-- BEGIN Working data --
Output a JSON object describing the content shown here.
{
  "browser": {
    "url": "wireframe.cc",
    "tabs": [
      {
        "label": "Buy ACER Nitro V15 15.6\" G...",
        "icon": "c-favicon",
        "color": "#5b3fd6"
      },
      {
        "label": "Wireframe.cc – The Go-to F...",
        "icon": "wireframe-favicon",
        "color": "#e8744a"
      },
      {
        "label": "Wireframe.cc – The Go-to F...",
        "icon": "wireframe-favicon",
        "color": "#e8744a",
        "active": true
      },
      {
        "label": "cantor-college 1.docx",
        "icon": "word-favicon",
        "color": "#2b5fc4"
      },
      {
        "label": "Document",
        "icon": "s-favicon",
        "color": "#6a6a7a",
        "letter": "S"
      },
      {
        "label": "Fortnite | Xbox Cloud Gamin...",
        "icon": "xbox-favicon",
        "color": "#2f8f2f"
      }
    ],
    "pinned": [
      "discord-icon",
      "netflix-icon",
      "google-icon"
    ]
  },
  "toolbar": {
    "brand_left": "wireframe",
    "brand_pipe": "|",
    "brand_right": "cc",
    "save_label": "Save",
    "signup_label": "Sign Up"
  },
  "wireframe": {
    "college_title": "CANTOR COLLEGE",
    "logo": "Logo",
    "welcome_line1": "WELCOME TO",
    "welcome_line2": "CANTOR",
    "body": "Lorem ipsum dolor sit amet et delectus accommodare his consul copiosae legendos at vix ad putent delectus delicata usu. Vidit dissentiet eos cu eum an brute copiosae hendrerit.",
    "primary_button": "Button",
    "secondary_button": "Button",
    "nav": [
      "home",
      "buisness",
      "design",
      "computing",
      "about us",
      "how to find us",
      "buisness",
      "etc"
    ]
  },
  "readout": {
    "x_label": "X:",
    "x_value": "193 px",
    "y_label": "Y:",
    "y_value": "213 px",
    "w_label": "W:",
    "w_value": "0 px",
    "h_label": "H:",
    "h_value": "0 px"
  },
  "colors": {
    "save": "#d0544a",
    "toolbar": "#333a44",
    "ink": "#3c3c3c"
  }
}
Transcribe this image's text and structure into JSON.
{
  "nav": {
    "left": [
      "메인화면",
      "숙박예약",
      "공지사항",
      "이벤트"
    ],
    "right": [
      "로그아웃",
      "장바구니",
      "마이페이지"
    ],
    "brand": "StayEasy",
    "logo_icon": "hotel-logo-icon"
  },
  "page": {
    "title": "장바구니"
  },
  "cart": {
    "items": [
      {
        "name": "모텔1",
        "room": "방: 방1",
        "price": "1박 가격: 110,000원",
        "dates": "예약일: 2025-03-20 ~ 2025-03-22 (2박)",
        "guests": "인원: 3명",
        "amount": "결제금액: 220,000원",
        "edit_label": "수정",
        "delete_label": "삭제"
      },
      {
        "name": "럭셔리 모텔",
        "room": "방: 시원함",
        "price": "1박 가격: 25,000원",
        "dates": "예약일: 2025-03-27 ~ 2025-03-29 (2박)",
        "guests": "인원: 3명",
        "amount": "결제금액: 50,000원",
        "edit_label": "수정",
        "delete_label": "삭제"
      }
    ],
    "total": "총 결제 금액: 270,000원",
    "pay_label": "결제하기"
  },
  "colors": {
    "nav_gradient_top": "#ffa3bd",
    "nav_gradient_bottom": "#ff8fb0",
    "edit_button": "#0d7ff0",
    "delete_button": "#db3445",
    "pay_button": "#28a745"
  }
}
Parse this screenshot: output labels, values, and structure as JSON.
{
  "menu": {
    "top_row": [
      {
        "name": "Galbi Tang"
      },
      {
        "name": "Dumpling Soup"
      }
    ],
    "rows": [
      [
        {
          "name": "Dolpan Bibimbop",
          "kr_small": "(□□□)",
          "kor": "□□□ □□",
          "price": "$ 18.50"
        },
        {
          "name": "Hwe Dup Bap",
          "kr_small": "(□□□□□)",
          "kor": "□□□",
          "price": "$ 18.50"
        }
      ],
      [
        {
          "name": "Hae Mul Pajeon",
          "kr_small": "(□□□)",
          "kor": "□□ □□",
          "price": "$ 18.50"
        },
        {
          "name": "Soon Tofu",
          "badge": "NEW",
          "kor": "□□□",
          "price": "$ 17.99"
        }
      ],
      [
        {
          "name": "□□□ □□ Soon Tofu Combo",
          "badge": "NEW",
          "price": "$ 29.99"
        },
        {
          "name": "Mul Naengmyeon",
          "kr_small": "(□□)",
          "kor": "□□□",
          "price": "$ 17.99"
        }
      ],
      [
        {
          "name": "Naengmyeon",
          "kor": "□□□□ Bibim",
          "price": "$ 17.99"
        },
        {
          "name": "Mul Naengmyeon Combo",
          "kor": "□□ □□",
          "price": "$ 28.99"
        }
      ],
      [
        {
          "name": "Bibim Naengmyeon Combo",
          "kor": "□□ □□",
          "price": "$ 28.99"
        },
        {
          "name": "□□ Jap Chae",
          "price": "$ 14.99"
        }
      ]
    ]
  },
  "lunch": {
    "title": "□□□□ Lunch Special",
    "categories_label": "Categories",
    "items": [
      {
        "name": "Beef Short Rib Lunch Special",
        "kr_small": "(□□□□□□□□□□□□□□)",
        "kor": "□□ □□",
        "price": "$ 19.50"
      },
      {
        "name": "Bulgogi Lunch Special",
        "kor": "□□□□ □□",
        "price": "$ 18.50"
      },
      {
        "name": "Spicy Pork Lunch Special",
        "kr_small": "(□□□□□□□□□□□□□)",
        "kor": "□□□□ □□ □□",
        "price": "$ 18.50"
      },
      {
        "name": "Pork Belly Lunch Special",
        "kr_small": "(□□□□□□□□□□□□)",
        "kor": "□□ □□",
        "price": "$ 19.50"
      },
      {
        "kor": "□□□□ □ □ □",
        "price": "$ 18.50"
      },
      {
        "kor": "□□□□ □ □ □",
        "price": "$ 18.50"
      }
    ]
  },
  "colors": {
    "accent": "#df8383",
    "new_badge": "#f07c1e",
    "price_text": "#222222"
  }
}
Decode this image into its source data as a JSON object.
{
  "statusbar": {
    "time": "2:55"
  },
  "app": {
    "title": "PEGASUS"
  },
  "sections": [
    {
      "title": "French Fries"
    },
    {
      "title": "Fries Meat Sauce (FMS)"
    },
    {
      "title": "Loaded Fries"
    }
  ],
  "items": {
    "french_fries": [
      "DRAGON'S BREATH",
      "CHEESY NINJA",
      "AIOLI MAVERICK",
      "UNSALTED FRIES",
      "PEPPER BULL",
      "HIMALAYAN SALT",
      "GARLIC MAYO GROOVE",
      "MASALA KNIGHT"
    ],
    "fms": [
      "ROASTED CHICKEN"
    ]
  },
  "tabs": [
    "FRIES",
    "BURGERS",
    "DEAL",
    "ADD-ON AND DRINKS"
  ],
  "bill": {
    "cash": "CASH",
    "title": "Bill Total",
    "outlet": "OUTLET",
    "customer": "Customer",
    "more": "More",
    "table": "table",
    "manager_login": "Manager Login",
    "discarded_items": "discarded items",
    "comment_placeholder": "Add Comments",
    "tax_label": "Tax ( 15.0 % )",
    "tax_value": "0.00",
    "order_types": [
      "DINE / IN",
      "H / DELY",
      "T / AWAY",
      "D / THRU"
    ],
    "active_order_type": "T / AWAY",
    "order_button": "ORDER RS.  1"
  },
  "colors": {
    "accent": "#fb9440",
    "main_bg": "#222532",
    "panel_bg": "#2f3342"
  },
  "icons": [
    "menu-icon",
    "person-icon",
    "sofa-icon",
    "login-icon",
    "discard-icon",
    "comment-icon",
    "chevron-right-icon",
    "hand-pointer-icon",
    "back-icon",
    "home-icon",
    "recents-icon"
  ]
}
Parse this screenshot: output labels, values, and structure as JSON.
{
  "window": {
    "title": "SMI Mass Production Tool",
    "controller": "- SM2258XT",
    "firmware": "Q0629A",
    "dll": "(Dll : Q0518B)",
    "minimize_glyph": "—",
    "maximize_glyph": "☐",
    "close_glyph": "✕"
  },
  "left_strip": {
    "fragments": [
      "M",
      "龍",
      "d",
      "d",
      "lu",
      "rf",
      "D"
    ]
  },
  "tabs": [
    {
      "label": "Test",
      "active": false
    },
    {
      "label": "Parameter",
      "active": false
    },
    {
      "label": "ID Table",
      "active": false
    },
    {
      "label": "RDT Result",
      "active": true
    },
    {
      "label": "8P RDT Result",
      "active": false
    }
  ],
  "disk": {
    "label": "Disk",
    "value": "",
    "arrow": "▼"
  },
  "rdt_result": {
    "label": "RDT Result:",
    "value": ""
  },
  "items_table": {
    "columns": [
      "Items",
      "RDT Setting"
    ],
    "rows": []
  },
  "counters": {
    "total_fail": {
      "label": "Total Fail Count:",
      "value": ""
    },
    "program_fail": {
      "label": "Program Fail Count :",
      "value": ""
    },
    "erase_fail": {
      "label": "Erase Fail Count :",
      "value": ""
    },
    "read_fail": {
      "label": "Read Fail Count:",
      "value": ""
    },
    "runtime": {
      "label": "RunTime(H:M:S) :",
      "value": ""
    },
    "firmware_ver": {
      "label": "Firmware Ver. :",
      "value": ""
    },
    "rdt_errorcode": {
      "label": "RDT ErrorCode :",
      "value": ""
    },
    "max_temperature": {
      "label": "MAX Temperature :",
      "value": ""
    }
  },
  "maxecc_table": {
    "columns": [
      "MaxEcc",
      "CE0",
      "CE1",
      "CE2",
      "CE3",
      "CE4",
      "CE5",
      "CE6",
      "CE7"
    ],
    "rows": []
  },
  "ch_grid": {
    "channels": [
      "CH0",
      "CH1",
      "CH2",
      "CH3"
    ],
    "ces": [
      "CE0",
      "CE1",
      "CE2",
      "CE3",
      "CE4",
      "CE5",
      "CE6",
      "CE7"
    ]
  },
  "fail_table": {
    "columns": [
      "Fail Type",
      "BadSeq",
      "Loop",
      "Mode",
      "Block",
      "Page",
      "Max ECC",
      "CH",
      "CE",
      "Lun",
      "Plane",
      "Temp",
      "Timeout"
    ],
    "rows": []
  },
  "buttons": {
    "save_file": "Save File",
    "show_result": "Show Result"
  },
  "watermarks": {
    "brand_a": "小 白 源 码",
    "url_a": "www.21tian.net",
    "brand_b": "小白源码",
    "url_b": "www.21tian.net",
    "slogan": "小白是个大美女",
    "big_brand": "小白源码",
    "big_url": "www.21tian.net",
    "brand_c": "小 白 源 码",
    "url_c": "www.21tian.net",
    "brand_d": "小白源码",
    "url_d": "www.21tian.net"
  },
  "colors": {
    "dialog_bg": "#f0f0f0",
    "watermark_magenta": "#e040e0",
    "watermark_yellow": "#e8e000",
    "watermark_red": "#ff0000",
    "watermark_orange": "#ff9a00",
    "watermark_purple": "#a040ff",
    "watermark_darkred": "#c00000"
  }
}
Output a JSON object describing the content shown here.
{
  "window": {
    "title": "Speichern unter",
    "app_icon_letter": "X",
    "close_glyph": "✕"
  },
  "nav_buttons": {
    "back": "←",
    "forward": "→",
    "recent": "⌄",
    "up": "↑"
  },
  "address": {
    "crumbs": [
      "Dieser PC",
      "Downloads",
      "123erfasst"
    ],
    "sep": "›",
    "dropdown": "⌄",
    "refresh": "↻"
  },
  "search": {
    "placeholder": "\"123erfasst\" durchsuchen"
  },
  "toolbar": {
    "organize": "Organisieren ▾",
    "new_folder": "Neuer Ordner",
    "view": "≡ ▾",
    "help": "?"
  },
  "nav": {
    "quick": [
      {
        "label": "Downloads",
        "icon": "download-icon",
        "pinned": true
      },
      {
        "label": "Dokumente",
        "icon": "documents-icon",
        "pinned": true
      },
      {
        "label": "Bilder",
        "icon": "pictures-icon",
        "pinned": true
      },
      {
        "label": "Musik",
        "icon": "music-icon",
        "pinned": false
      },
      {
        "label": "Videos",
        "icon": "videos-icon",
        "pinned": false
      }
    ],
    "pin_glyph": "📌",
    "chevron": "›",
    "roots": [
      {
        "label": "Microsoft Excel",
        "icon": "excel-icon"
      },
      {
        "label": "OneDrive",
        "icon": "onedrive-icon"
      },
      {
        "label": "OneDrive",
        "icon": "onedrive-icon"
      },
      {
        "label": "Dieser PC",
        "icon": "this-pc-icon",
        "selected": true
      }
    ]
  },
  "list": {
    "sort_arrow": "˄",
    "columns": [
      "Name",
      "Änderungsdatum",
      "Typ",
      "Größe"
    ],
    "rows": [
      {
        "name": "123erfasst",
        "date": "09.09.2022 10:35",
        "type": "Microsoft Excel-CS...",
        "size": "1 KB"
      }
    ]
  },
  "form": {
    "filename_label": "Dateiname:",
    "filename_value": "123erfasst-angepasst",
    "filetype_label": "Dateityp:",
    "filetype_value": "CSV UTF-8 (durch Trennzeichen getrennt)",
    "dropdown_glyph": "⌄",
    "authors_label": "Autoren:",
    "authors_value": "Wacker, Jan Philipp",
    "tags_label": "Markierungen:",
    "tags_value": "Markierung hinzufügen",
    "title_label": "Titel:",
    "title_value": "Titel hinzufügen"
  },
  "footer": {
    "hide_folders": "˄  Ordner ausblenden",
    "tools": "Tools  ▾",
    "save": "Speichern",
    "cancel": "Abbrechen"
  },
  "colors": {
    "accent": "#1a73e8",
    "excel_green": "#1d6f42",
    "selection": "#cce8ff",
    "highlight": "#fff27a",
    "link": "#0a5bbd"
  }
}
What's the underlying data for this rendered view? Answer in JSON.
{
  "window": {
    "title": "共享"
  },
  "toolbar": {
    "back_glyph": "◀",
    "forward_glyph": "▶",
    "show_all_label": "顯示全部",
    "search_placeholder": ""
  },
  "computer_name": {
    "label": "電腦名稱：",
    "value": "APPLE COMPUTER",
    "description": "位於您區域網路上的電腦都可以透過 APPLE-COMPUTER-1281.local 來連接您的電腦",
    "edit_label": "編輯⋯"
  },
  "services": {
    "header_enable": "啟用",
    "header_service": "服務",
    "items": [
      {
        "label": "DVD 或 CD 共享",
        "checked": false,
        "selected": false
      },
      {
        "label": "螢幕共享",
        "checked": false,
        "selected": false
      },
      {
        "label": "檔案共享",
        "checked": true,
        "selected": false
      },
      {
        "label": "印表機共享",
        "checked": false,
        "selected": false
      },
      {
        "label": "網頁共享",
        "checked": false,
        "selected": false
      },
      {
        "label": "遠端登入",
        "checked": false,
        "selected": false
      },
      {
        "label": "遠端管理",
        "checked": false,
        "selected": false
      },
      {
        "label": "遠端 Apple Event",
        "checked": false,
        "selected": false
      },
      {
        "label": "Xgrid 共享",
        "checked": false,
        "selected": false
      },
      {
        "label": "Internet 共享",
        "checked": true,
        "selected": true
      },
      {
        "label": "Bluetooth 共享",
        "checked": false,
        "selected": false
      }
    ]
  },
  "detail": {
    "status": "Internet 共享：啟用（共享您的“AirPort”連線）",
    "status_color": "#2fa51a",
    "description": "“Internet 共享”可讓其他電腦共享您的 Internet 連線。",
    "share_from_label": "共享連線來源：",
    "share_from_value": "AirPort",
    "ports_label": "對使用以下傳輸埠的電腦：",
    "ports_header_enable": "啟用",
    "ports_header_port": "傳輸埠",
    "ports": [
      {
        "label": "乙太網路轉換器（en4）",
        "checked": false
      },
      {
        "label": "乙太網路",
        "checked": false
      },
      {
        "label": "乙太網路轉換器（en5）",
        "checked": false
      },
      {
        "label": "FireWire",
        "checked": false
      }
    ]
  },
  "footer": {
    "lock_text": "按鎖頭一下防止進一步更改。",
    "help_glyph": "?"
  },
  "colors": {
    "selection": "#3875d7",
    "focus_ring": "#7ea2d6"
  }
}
-- END Working data --
Collect every line from the records above that contains the word "view".

    "view": "≡ ▾",
What's the underlying data for this rendered view? Answer in JSON.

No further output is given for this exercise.